» GIVEN PROBLEM
Below you will find a set of lines. Repeat them all exactly.

» DATASET RECORDS

_ _ _ _ _ _ _

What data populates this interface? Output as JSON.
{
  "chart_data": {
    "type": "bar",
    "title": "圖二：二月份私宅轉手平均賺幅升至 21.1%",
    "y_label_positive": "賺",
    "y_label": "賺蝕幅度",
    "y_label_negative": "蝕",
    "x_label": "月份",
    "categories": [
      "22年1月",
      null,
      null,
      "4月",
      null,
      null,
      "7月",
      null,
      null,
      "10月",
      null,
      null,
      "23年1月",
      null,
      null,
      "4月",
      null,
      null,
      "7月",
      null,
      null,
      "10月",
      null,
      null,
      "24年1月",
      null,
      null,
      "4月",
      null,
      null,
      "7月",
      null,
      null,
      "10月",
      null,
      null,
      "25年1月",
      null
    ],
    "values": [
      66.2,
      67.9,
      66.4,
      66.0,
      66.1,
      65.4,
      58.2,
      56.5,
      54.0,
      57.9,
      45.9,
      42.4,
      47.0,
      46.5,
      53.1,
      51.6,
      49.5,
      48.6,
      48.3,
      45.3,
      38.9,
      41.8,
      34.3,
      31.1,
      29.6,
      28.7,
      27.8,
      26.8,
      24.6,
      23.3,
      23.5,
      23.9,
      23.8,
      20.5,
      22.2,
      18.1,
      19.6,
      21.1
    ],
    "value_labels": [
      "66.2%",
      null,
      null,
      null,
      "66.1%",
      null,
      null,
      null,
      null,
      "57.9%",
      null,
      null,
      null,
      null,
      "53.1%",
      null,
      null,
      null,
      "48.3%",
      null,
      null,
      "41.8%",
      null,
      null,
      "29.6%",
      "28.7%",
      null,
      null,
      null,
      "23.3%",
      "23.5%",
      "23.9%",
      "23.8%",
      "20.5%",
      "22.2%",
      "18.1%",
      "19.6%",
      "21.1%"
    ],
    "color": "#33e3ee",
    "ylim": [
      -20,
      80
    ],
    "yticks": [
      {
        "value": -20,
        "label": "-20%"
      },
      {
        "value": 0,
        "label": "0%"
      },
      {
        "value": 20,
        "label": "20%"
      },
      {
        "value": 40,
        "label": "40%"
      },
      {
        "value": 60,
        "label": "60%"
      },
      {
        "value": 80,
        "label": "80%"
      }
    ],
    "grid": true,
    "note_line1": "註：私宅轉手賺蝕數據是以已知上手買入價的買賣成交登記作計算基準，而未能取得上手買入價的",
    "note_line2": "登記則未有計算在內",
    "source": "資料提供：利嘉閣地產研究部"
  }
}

_ _ _ _ _ _ _

» COMPLETED TASK
What data populates this interface? Output as JSON.
{
  "chart_data": {
    "type": "bar",
    "title": "圖二：二月份私宅轉手平均賺幅升至 21.1%",
    "y_label_positive": "賺",
    "y_label": "賺蝕幅度",
    "y_label_negative": "蝕",
    "x_label": "月份",
    "categories": [
      "22年1月",
      null,
      null,
      "4月",
      null,
      null,
      "7月",
      null,
      null,
      "10月",
      null,
      null,
      "23年1月",
      null,
      null,
      "4月",
      null,
      null,
      "7月",
      null,
      null,
      "10月",
      null,
      null,
      "24年1月",
      null,
      null,
      "4月",
      null,
      null,
      "7月",
      null,
      null,
      "10月",
      null,
      null,
      "25年1月",
      null
    ],
    "values": [
      66.2,
      67.9,
      66.4,
      66.0,
      66.1,
      65.4,
      58.2,
      56.5,
      54.0,
      57.9,
      45.9,
      42.4,
      47.0,
      46.5,
      53.1,
      51.6,
      49.5,
      48.6,
      48.3,
      45.3,
      38.9,
      41.8,
      34.3,
      31.1,
      29.6,
      28.7,
      27.8,
      26.8,
      24.6,
      23.3,
      23.5,
      23.9,
      23.8,
      20.5,
      22.2,
      18.1,
      19.6,
      21.1
    ],
    "value_labels": [
      "66.2%",
      null,
      null,
      null,
      "66.1%",
      null,
      null,
      null,
      null,
      "57.9%",
      null,
      null,
      null,
      null,
      "53.1%",
      null,
      null,
      null,
      "48.3%",
      null,
      null,
      "41.8%",
      null,
      null,
      "29.6%",
      "28.7%",
      null,
      null,
      null,
      "23.3%",
      "23.5%",
      "23.9%",
      "23.8%",
      "20.5%",
      "22.2%",
      "18.1%",
      "19.6%",
      "21.1%"
    ],
    "color": "#33e3ee",
    "ylim": [
      -20,
      80
    ],
    "yticks": [
      {
        "value": -20,
        "label": "-20%"
      },
      {
        "value": 0,
        "label": "0%"
      },
      {
        "value": 20,
        "label": "20%"
      },
      {
        "value": 40,
        "label": "40%"
      },
      {
        "value": 60,
        "label": "60%"
      },
      {
        "value": 80,
        "label": "80%"
      }
    ],
    "grid": true,
    "note_line1": "註：私宅轉手賺蝕數據是以已知上手買入價的買賣成交登記作計算基準，而未能取得上手買入價的",
    "note_line2": "登記則未有計算在內",
    "source": "資料提供：利嘉閣地產研究部"
  }
}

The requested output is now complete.